[WHAT THIS EXERCISE ASKS]
1 > Quote the Git squash-merge thread starting at "Is there a way" and ending at "result is saved.".
2 > Carry on the Git squash-merge thread, picking up after its final sentence.

Search code examples
gitmergegit-mergesquashgit-squash

Git: How to convert an existing `merge` to a `merge --squash`?


I performed multiple merge commits but they should have been merge --squash instead. The conflict resolution took more than a day so I can't afford to redo the merging by hand.

Is there a way to convert the merge to merge --squash ?


Solution

  • It's worth noting here that git merge and git merge --squash are closely related, but git merge --squash does not create a merge.

    The phrasing here is very important, particularly the article "a" in front of "merge": "a merge" is a noun, while "to merge" is a verb. Both commands perform the act of merging. The difference lies in how the result is saved.

[EXTRACTED INFORMATION]

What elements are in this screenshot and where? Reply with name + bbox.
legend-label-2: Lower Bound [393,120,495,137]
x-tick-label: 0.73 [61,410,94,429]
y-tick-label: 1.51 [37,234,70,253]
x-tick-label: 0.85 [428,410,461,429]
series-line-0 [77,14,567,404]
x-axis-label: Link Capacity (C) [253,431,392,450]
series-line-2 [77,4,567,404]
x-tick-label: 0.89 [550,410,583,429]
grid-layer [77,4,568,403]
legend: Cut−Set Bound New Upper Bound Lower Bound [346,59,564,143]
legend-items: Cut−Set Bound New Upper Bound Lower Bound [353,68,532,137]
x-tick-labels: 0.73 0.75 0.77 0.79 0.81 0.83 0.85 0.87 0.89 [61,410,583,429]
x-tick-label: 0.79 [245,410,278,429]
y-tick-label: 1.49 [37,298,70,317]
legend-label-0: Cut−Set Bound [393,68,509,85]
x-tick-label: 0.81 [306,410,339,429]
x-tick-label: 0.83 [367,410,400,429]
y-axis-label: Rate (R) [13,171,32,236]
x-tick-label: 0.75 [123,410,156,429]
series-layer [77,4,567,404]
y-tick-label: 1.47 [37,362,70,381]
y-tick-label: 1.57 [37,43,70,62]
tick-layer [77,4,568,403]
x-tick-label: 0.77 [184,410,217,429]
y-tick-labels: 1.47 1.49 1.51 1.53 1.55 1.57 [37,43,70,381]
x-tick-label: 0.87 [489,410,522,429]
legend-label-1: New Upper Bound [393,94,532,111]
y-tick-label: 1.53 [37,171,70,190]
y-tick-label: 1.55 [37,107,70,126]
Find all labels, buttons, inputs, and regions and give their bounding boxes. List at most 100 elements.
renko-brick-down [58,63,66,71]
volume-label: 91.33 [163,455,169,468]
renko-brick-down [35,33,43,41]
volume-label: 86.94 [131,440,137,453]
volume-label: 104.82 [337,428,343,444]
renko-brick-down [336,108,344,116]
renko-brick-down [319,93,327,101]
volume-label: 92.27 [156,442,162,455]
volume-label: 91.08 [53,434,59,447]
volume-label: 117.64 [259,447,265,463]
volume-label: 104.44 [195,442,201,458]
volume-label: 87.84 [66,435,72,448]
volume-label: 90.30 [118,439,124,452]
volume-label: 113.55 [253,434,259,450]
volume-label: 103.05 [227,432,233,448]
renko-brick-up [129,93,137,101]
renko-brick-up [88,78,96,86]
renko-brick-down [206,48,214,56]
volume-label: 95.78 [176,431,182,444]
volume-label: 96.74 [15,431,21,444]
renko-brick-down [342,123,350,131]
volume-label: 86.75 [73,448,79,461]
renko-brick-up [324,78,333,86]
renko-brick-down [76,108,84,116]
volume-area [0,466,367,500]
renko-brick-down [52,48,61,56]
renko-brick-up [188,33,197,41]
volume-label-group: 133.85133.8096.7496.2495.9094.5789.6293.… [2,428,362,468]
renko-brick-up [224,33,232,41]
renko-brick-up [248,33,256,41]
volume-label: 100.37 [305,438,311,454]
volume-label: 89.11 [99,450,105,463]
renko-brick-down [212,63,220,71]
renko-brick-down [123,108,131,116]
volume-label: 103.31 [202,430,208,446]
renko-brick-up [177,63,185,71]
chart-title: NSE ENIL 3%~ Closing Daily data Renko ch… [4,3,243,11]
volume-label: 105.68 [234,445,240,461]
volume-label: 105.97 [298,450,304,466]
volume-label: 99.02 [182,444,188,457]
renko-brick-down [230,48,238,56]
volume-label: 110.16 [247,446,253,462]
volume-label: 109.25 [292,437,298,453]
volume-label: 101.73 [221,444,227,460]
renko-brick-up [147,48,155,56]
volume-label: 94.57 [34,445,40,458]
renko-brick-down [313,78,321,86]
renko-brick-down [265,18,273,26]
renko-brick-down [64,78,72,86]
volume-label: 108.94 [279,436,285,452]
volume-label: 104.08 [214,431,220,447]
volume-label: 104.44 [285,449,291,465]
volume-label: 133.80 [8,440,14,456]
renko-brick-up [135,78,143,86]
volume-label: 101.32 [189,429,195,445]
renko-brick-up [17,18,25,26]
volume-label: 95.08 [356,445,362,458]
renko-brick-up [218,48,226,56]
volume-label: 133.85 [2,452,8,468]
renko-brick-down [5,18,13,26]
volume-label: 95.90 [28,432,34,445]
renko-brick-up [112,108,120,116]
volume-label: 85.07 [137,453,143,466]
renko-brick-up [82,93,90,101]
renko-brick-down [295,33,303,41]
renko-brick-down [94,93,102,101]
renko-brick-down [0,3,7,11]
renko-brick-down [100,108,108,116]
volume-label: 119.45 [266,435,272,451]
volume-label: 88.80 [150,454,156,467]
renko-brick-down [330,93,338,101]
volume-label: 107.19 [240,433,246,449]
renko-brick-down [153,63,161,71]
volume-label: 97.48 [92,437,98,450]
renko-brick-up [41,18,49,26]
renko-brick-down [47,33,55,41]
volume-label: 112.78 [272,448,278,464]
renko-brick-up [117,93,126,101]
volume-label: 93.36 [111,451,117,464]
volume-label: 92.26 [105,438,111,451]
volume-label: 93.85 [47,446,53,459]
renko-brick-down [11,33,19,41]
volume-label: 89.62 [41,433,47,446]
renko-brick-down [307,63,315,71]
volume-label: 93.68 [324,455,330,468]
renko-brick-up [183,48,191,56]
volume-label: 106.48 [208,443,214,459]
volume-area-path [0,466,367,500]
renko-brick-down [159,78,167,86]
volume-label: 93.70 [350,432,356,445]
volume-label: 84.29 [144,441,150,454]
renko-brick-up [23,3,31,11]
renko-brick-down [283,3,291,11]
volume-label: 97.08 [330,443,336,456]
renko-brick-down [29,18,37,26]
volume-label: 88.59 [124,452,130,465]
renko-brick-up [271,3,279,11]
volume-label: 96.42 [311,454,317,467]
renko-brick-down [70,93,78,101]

[EXERCISE RESPONSES]
1 >
Is there a way to convert the merge to merge --squash ?


Solution

  • It's worth noting here that git merge and git merge --squash are closely related, but git merge --squash does not create a merge.

    The phrasing here is very important, particularly the article "a" in front of "merge": "a merge" is a noun, while "to merge" is a verb. Both commands perform the act of merging. The difference lies in how the result is saved.

2 >
    It's also worth a quick reminder, in the form of a diagram of commits, of how merges look. Each round o node here represents a commit, with earlier commits towards the left. Branch names are labels that point to one specific commit (the tip commit of a branch). You might start with this, for instance:

    ...--o--*--o--o   <-- main
             \
              o--o--o   <-- feature
    

    You then decide to merge the one specific feature branch back into the main branch, so you run:

    $ git checkout main && git merge feature
    

    This does a merge (verb) and makes a merge (noun), and the result looks like this:

    ...--o--*--o--o---o   <-- main
             \       /
              o--o--o   <-- feature
    

    Git has added one new commit to main, and this new commit is a merge commit: it points back to both the previous tip of main, and also back (and in this case, downward as well) to the still-current tip of feature. (The name feature continues to point to the same commit as before.)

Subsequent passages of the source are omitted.